- **AIM**:
Write out the lines that begin with the line containing "annotation: あ <box>194 74 232 119</box>" and continue through the line containing "y-tick-label: 0.20 <box>51 112 81 132</box>", exactly as they appear.

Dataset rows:

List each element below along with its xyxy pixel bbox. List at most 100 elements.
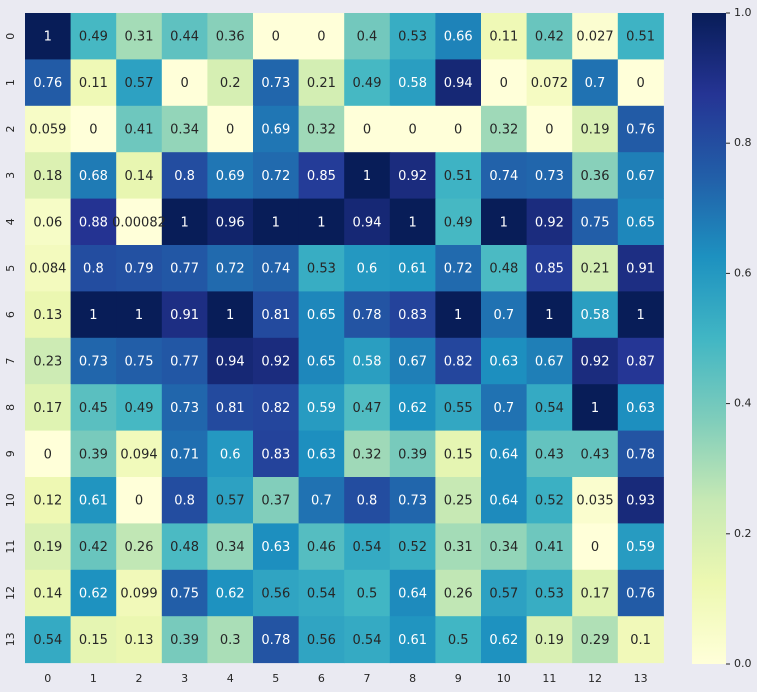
heatmap-cell-value: 0.29 [581, 633, 610, 648]
heatmap-cell-value: 0.072 [531, 76, 568, 91]
heatmap-cell [116, 152, 163, 200]
heatmap-cell-value: 0.66 [444, 30, 473, 45]
x-tick-label: 12 [588, 672, 602, 685]
heatmap-cell-value: 0.49 [444, 215, 473, 230]
heatmap-cell-value: 0.49 [79, 30, 108, 45]
heatmap-cell-value: 0.85 [535, 262, 564, 277]
heatmap-cell [617, 105, 664, 153]
heatmap-cell [298, 291, 345, 339]
heatmap-cell [435, 384, 482, 432]
heatmap-cell [25, 291, 72, 339]
heatmap-cell-value: 0 [317, 30, 325, 45]
heatmap-cell-value: 0.8 [174, 169, 195, 184]
heatmap-cell [70, 105, 117, 153]
heatmap-cell [253, 291, 300, 339]
heatmap-cell-value: 0.61 [79, 494, 108, 509]
heatmap-cell-value: 0.7 [493, 308, 514, 323]
heatmap-cell-value: 0.47 [353, 401, 382, 416]
heatmap-cell [253, 59, 300, 107]
heatmap-cell-value: 1 [500, 215, 508, 230]
heatmap-cell-value: 0.64 [489, 447, 518, 462]
heatmap-cell-value: 0 [454, 123, 462, 138]
heatmap-cell-value: 0.49 [125, 401, 154, 416]
heatmap-cell [344, 384, 391, 432]
heatmap-cell-value: 0.49 [353, 76, 382, 91]
x-tick-label: 9 [455, 672, 462, 685]
heatmap-cell-value: 0.54 [353, 633, 382, 648]
heatmap-cell-value: 0.41 [125, 123, 154, 138]
heatmap-cell [253, 477, 300, 524]
heatmap-cell [389, 105, 436, 153]
y-tick-label: 9 [4, 450, 17, 457]
heatmap-cell [481, 477, 528, 524]
heatmap-cell [435, 13, 482, 60]
heatmap-cell [572, 430, 619, 478]
heatmap-cell [116, 59, 163, 107]
heatmap-cell [617, 198, 664, 246]
heatmap-cell-value: 0.56 [261, 587, 290, 602]
heatmap-cell-value: 0.084 [29, 262, 66, 277]
y-tick-label: 0 [4, 33, 17, 40]
heatmap-cell [298, 616, 345, 664]
y-tick-label: 1 [4, 79, 17, 86]
x-tick-label: 2 [136, 672, 143, 685]
heatmap-cell [161, 198, 208, 246]
heatmap-cell [617, 477, 664, 524]
heatmap-cell-value: 0.32 [353, 447, 382, 462]
heatmap-cell [70, 384, 117, 432]
y-tick-label: 11 [4, 540, 17, 554]
heatmap-cell-value: 0.91 [626, 262, 655, 277]
heatmap-cell-value: 0.53 [398, 30, 427, 45]
heatmap-cell-value: 0.69 [216, 169, 245, 184]
heatmap-cell-value: 1 [454, 308, 462, 323]
heatmap-cell [298, 337, 345, 385]
heatmap-cell-value: 0.82 [261, 401, 290, 416]
heatmap-cell [253, 198, 300, 246]
heatmap-cell-value: 0.62 [79, 587, 108, 602]
heatmap-cell-value: 0.027 [576, 30, 613, 45]
heatmap-cell-value: 1 [180, 215, 188, 230]
heatmap-cell [435, 430, 482, 478]
heatmap-cell-value: 0.81 [261, 308, 290, 323]
heatmap-cell [25, 616, 72, 664]
heatmap-cell [207, 616, 254, 664]
heatmap-cell [25, 59, 72, 107]
heatmap-cell-value: 0.78 [626, 447, 655, 462]
heatmap-cell [207, 198, 254, 246]
heatmap-cell-value: 0.57 [125, 76, 154, 91]
heatmap-cell [253, 523, 300, 571]
heatmap-cell [389, 291, 436, 339]
heatmap-cell [435, 477, 482, 524]
heatmap-cell-value: 0.43 [535, 447, 564, 462]
heatmap-cell-value: 0.43 [581, 447, 610, 462]
heatmap-cell [572, 59, 619, 107]
heatmap-cell-value: 0.55 [444, 401, 473, 416]
heatmap-cell [435, 152, 482, 200]
heatmap-cell [161, 430, 208, 478]
heatmap-cell [70, 430, 117, 478]
heatmap-cell-value: 0.82 [444, 355, 473, 370]
heatmap-cell [207, 569, 254, 617]
heatmap-cell-value: 1 [44, 30, 52, 45]
heatmap-cell-value: 0.19 [581, 123, 610, 138]
heatmap-cell [70, 569, 117, 617]
heatmap-cell [526, 13, 573, 60]
heatmap-cell-value: 0.65 [307, 308, 336, 323]
heatmap-cell-value: 0.8 [357, 494, 378, 509]
heatmap-cell [481, 569, 528, 617]
heatmap-cell-value: 0.61 [398, 633, 427, 648]
heatmap-cell [25, 337, 72, 385]
heatmap-cell [389, 13, 436, 60]
heatmap-cell [298, 477, 345, 524]
heatmap-cell [253, 152, 300, 200]
heatmap-cell-value: 0.65 [307, 355, 336, 370]
heatmap-cell-value: 0.26 [125, 540, 154, 555]
heatmap-cell [389, 337, 436, 385]
heatmap-cell [70, 523, 117, 571]
heatmap-cell [25, 245, 72, 292]
heatmap-cell [70, 152, 117, 200]
x-tick-label: 0 [44, 672, 51, 685]
colorbar-tick-label: 0.2 [734, 527, 752, 540]
heatmap-cell-value: 0.73 [535, 169, 564, 184]
heatmap-cell-value: 0.83 [261, 447, 290, 462]
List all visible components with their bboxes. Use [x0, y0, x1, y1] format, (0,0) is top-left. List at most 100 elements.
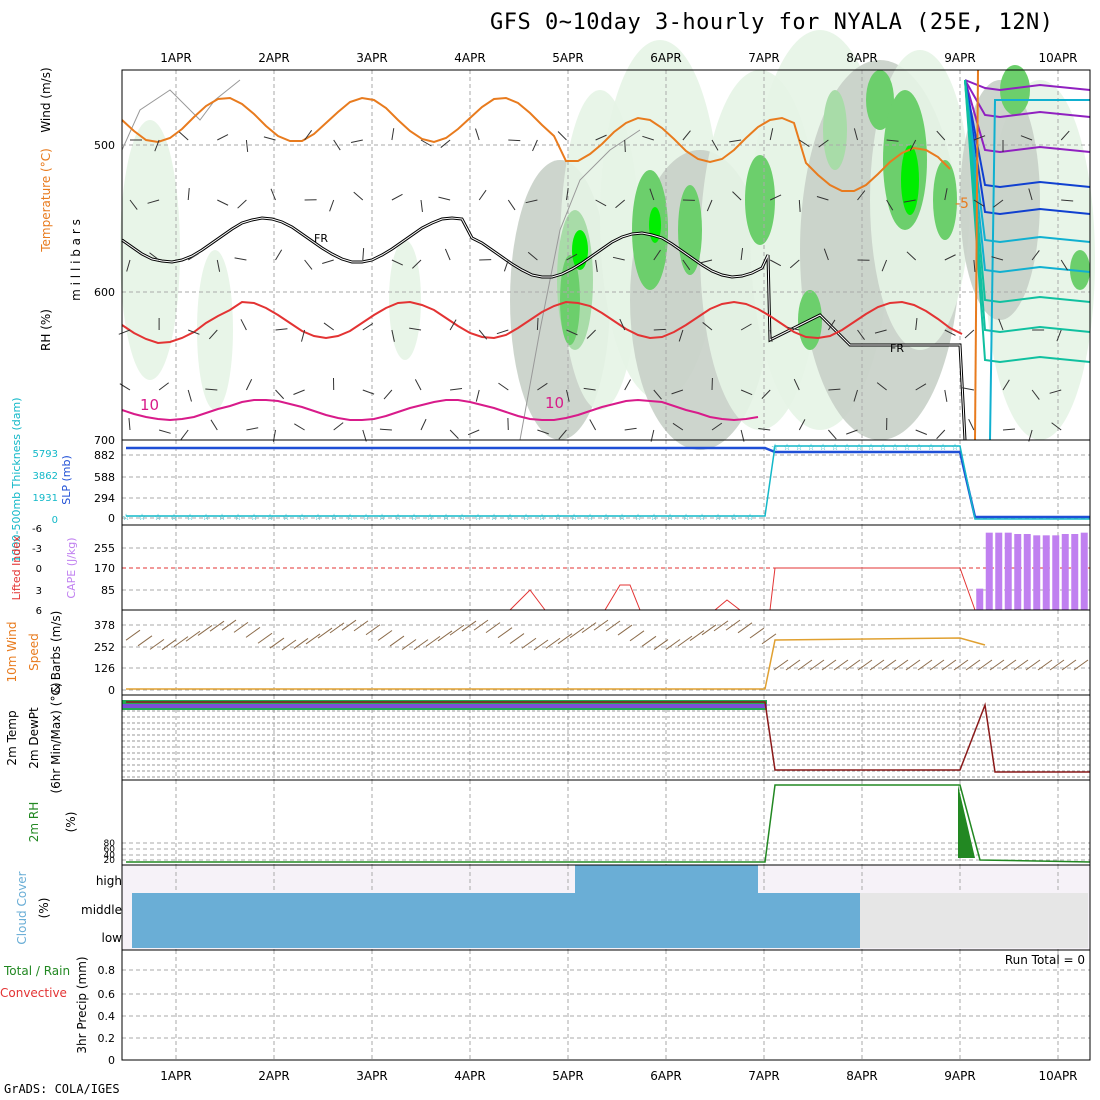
surface-barb [533, 639, 549, 651]
pressure-tick: 700 [94, 434, 115, 447]
rh-tick: 40 [104, 851, 116, 861]
date-tick-top: 6APR [650, 51, 681, 65]
cape-tick: 170 [94, 562, 115, 575]
wind-barb [275, 389, 285, 400]
surface-barb [461, 620, 477, 632]
li-tick: -3 [32, 544, 42, 555]
wind-barb [304, 129, 313, 141]
surface-barb [821, 659, 837, 671]
wind-barb [467, 429, 480, 436]
surface-barb [185, 630, 201, 642]
upper-temp-contour [974, 69, 979, 441]
surface-barb [437, 630, 453, 642]
panel-frame [121, 609, 1091, 696]
surface-barb [485, 622, 501, 634]
wind-barb [881, 259, 888, 272]
ylabel-rh2m: 2m RH [27, 802, 41, 843]
surface-barb [869, 659, 885, 671]
thickness-marker: ☆ [410, 513, 418, 523]
thickness-marker: ☆ [903, 443, 911, 453]
wind-barb [536, 317, 539, 331]
date-tick-top: 5APR [552, 51, 583, 65]
thick-tick: 0 [52, 515, 58, 526]
wind-barb [973, 135, 986, 141]
surface-barb [989, 659, 1005, 671]
thickness-marker: ☆ [154, 513, 162, 523]
wind-barb [234, 257, 247, 261]
date-tick-bottom: 6APR [650, 1069, 681, 1083]
thickness-marker: ☆ [250, 513, 258, 523]
thickness-marker: ☆ [202, 513, 210, 523]
thickness-marker: ☆ [426, 513, 434, 523]
surface-barb [845, 659, 861, 671]
thickness-marker: ☆ [554, 513, 562, 523]
thickness-marker: ☆ [538, 513, 546, 523]
rh-shade-green [560, 255, 580, 345]
surface-barb [413, 639, 429, 651]
wind-barb [729, 139, 742, 143]
wind-tick: 252 [94, 641, 115, 654]
thickness-marker: ☆ [855, 443, 863, 453]
surface-barb [785, 659, 801, 671]
thickness-marker: ☆ [122, 513, 130, 523]
wind-barb [973, 259, 976, 272]
slp-series [126, 446, 1090, 519]
cape-bar [1033, 535, 1041, 610]
surface-barb [305, 633, 321, 645]
wind-barb [886, 199, 894, 211]
wind-barb [793, 378, 800, 391]
surface-barb [497, 627, 513, 639]
wind-barb [944, 254, 956, 261]
thickness-marker: ☆ [714, 513, 722, 523]
surface-barb [449, 624, 465, 636]
wind-barb [537, 382, 548, 391]
thickness-marker: ☆ [730, 513, 738, 523]
wind-barb [906, 251, 917, 261]
thickness-marker: ☆ [378, 513, 386, 523]
wind-barb [412, 259, 422, 269]
wind-barb [857, 190, 866, 201]
wind-barb [449, 319, 457, 331]
thickness-marker: ☆ [586, 513, 594, 523]
cape-bar [995, 532, 1003, 610]
wind-barb [525, 199, 538, 204]
temp-contour-10 [121, 398, 759, 422]
thickness-marker: ☆ [362, 513, 370, 523]
cape-bar [1023, 534, 1031, 610]
wind-barb [217, 134, 229, 141]
rh-tick: 20 [104, 856, 116, 866]
thickness-marker: ☆ [951, 443, 959, 453]
surface-barb [401, 639, 417, 650]
wind-barb [245, 378, 253, 391]
wind-barb [449, 429, 459, 439]
wind-barb [532, 139, 538, 152]
surface-barb [125, 629, 141, 641]
contour-label-10: 10 [545, 394, 564, 412]
surface-barb [245, 626, 261, 638]
thickness-series [126, 445, 1090, 520]
wind-barb [180, 429, 189, 440]
surface-barb [149, 638, 165, 650]
rh-shade-green [823, 90, 847, 170]
wind-barb [615, 199, 626, 209]
cloud-clear [860, 893, 1088, 948]
wind-barb [595, 199, 607, 207]
surface-barb [425, 635, 441, 647]
wind-barb [475, 389, 480, 402]
thickness-marker: ☆ [506, 513, 514, 523]
wind-barb [973, 199, 985, 207]
surface-barb [797, 659, 813, 671]
wind-tick: 126 [94, 662, 115, 675]
ylabel-temp: Temperature (°C) [39, 148, 53, 253]
upper-temp-contour [964, 79, 1091, 334]
contour-label-minus5: -5 [955, 196, 969, 212]
wind-barb [391, 259, 403, 266]
date-tick-bottom: 7APR [748, 1069, 779, 1083]
surface-barb [593, 619, 609, 631]
wind-barb [333, 422, 344, 431]
wind-barb [1002, 379, 1010, 391]
wind-barb [711, 422, 723, 431]
wind-barb [362, 247, 365, 261]
wind-barb [998, 318, 1004, 331]
wind-barb [188, 329, 200, 335]
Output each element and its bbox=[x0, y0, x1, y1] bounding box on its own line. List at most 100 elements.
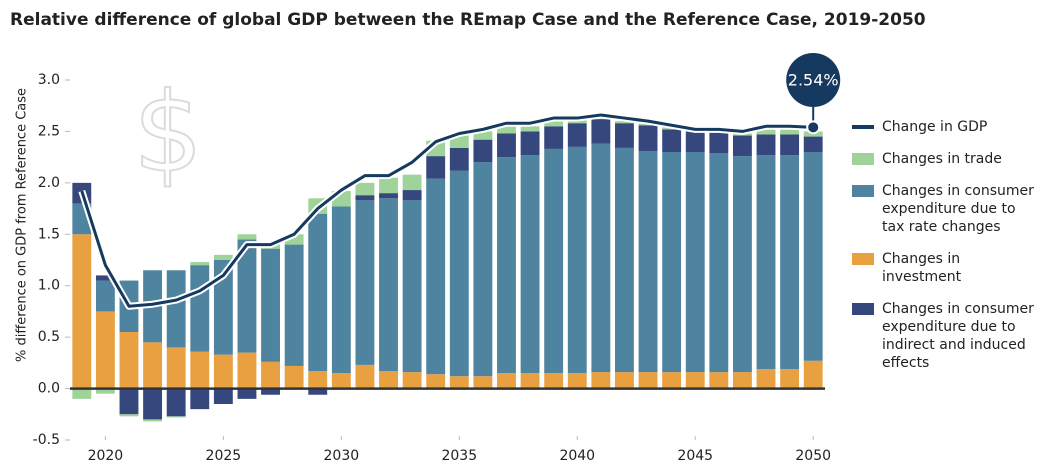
bar-segment bbox=[143, 388, 163, 420]
bar-segment bbox=[355, 195, 375, 201]
bar-segment bbox=[685, 372, 705, 389]
bar-segment bbox=[166, 270, 186, 348]
bar-segment bbox=[402, 372, 422, 389]
bar-segment bbox=[520, 126, 540, 132]
bar-segment bbox=[497, 373, 516, 389]
bar-segment bbox=[95, 311, 115, 389]
x-tick-label: 2045 bbox=[677, 448, 713, 464]
y-tick-label: 0.0 bbox=[38, 381, 60, 397]
dollar-sign: $ bbox=[133, 68, 203, 196]
bar-segment bbox=[213, 354, 233, 389]
annotation-bubble bbox=[786, 53, 841, 107]
y-tick-label: 2.0 bbox=[38, 175, 60, 191]
bar-segment bbox=[662, 152, 682, 373]
bar-segment bbox=[119, 332, 139, 389]
y-tick-label: 0.5 bbox=[38, 329, 60, 345]
legend-item: Changes in consumer expenditure due to t… bbox=[852, 182, 1037, 236]
legend: Change in GDP Changes in trade Changes in … bbox=[852, 118, 1037, 386]
bar-segment bbox=[732, 135, 752, 157]
bar-segment bbox=[95, 388, 115, 394]
bar-segment bbox=[756, 134, 776, 156]
bar-segment bbox=[190, 388, 210, 410]
annotation-label: 2.54% bbox=[788, 71, 839, 90]
legend-swatch bbox=[852, 303, 874, 315]
bar-segment bbox=[520, 373, 540, 389]
bar-segment bbox=[284, 365, 304, 389]
bar-segment bbox=[355, 182, 375, 196]
bar-segment bbox=[190, 262, 210, 266]
x-tick-label: 2050 bbox=[795, 448, 831, 464]
y-tick-label: -0.5 bbox=[33, 432, 60, 448]
bar-segment bbox=[166, 416, 186, 418]
bar-segment bbox=[379, 177, 398, 194]
bar-segment bbox=[615, 147, 634, 373]
bar-segment bbox=[449, 170, 469, 377]
bar-segment bbox=[166, 347, 186, 389]
gdp-line bbox=[80, 113, 814, 308]
bar-segment bbox=[143, 342, 163, 389]
legend-item: Changes in consumer expenditure due to i… bbox=[852, 300, 1037, 372]
y-tick-label: 2.5 bbox=[38, 123, 60, 139]
bar-segment bbox=[213, 260, 233, 355]
bar-segment bbox=[119, 414, 139, 417]
bar-segment bbox=[756, 129, 776, 135]
bar-segment bbox=[497, 126, 516, 134]
bar-segment bbox=[379, 198, 398, 372]
bar-segment bbox=[544, 126, 564, 149]
bar-segment bbox=[615, 123, 634, 148]
bar-segment bbox=[591, 119, 611, 144]
x-tick-label: 2020 bbox=[88, 448, 124, 464]
bar-segment bbox=[591, 143, 611, 373]
bar-segment bbox=[709, 372, 729, 389]
y-tick-label: 3.0 bbox=[38, 72, 60, 88]
y-tick-label: 1.5 bbox=[38, 226, 60, 242]
bar-segment bbox=[544, 121, 564, 127]
bar-segment bbox=[284, 234, 304, 245]
legend-label: Changes in investment bbox=[882, 251, 962, 285]
bar-segment bbox=[402, 174, 422, 191]
bar-segment bbox=[803, 360, 823, 389]
legend-label: Changes in trade bbox=[882, 151, 1002, 167]
bar-segment bbox=[662, 372, 682, 389]
bar-segment bbox=[685, 152, 705, 373]
bar-segment bbox=[402, 200, 422, 373]
bar-segment bbox=[261, 361, 280, 389]
bar-segment bbox=[544, 373, 564, 389]
bar-segment bbox=[190, 265, 210, 352]
legend-swatch bbox=[852, 253, 874, 265]
bar-segment bbox=[780, 134, 800, 156]
bar-segment bbox=[567, 373, 587, 389]
bar-segment bbox=[473, 131, 493, 140]
chart-title: Relative difference of global GDP betwee… bbox=[10, 10, 926, 30]
bar-segment bbox=[426, 178, 446, 375]
bar-segment bbox=[449, 147, 469, 171]
bar-segment bbox=[662, 129, 682, 152]
bar-segment bbox=[379, 193, 398, 199]
bar-segment bbox=[308, 371, 328, 389]
bar-segment bbox=[402, 190, 422, 201]
x-tick-label: 2040 bbox=[559, 448, 595, 464]
legend-item: Changes in trade bbox=[852, 150, 1037, 168]
bar-segment bbox=[615, 372, 634, 389]
bar-segment bbox=[497, 133, 516, 158]
x-tick-label: 2035 bbox=[441, 448, 477, 464]
bar-segment bbox=[379, 371, 398, 389]
bar-segment bbox=[638, 372, 658, 389]
bar-segment bbox=[355, 200, 375, 365]
bar-segment bbox=[732, 372, 752, 389]
bar-segment bbox=[520, 131, 540, 156]
bar-segment bbox=[803, 136, 823, 152]
bar-segment bbox=[638, 125, 658, 151]
bar-segment bbox=[567, 120, 587, 124]
y-tick-label: 1.0 bbox=[38, 278, 60, 294]
bar-segment bbox=[473, 139, 493, 163]
bar-segment bbox=[143, 419, 163, 422]
bar-segment bbox=[426, 156, 446, 179]
bar-segment bbox=[685, 131, 705, 152]
legend-swatch bbox=[852, 153, 874, 165]
dollar-icon: $ bbox=[132, 67, 204, 197]
legend-label: Changes in consumer expenditure due to t… bbox=[882, 183, 1034, 235]
bar-segment bbox=[237, 388, 257, 399]
bar-segment bbox=[473, 162, 493, 377]
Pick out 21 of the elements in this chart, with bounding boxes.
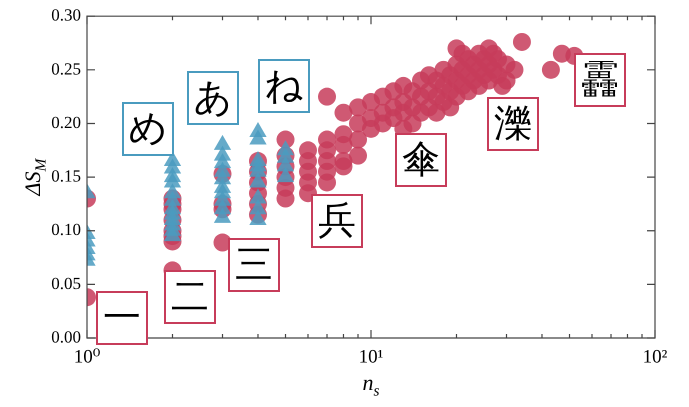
annotation: あ <box>194 74 232 119</box>
annotation: 一 <box>103 294 141 339</box>
y-tick-label: 0.25 <box>51 59 81 78</box>
y-tick-label: 0.10 <box>51 220 81 240</box>
annotation: 三 <box>235 242 273 286</box>
y-tick-label: 0.20 <box>51 112 81 132</box>
y-tick-label: 0.05 <box>51 274 81 293</box>
annotation: 傘 <box>402 136 440 181</box>
y-axis-title: ΔSM <box>20 158 50 196</box>
y-tick-label: 0.15 <box>51 166 81 186</box>
annotation: 二 <box>171 274 209 318</box>
x-tick-label: 10¹ <box>358 346 384 368</box>
y-tick-label: 0.00 <box>51 327 81 346</box>
y-tick-label: 0.30 <box>51 6 81 25</box>
x-tick-label: 10² <box>642 346 668 368</box>
annotation: 兵 <box>318 198 356 242</box>
annotation: 濼 <box>494 100 532 145</box>
x-tick-label: 10⁰ <box>74 346 101 368</box>
annotation: ね <box>264 62 304 107</box>
annotation: め <box>128 106 168 150</box>
annotation: 靐 <box>581 56 619 101</box>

- **TASK SOLUTION**:
annotation: あ <box>194 74 232 119</box>
annotation: 一 <box>103 294 141 339</box>
y-tick-label: 0.25 <box>51 59 81 78</box>
y-tick-label: 0.10 <box>51 220 81 240</box>
annotation: 三 <box>235 242 273 286</box>
y-tick-label: 0.20 <box>51 112 81 132</box>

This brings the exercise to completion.